— START AVAILABLE RECORDS —

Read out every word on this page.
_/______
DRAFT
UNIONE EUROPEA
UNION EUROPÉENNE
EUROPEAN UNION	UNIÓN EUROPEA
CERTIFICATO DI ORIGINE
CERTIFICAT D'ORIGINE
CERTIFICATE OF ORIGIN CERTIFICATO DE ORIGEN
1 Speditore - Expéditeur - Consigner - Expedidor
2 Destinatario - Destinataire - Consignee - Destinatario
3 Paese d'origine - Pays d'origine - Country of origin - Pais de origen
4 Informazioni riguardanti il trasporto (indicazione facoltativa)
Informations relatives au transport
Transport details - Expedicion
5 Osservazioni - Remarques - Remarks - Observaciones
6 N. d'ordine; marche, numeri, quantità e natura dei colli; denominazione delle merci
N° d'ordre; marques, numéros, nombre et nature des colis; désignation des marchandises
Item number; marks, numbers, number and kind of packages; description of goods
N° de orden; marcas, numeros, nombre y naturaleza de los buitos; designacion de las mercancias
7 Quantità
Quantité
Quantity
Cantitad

— END AVAILABLE RECORDS —

- **INSTRUCTIONS FOR THE TASK**: Output the entries exactly.

- **SOLUTION FOR THIS EXERCISE**:
Read out every word on this page.
_/______
DRAFT
UNIONE EUROPEA
UNION EUROPÉENNE
EUROPEAN UNION	UNIÓN EUROPEA
CERTIFICATO DI ORIGINE
CERTIFICAT D'ORIGINE
CERTIFICATE OF ORIGIN CERTIFICATO DE ORIGEN
1 Speditore - Expéditeur - Consigner - Expedidor
2 Destinatario - Destinataire - Consignee - Destinatario
3 Paese d'origine - Pays d'origine - Country of origin - Pais de origen
4 Informazioni riguardanti il trasporto (indicazione facoltativa)
Informations relatives au transport
Transport details - Expedicion
5 Osservazioni - Remarques - Remarks - Observaciones
6 N. d'ordine; marche, numeri, quantità e natura dei colli; denominazione delle merci
N° d'ordre; marques, numéros, nombre et nature des colis; désignation des marchandises
Item number; marks, numbers, number and kind of packages; description of goods
N° de orden; marcas, numeros, nombre y naturaleza de los buitos; designacion de las mercancias
7 Quantità
Quantité
Quantity
Cantitad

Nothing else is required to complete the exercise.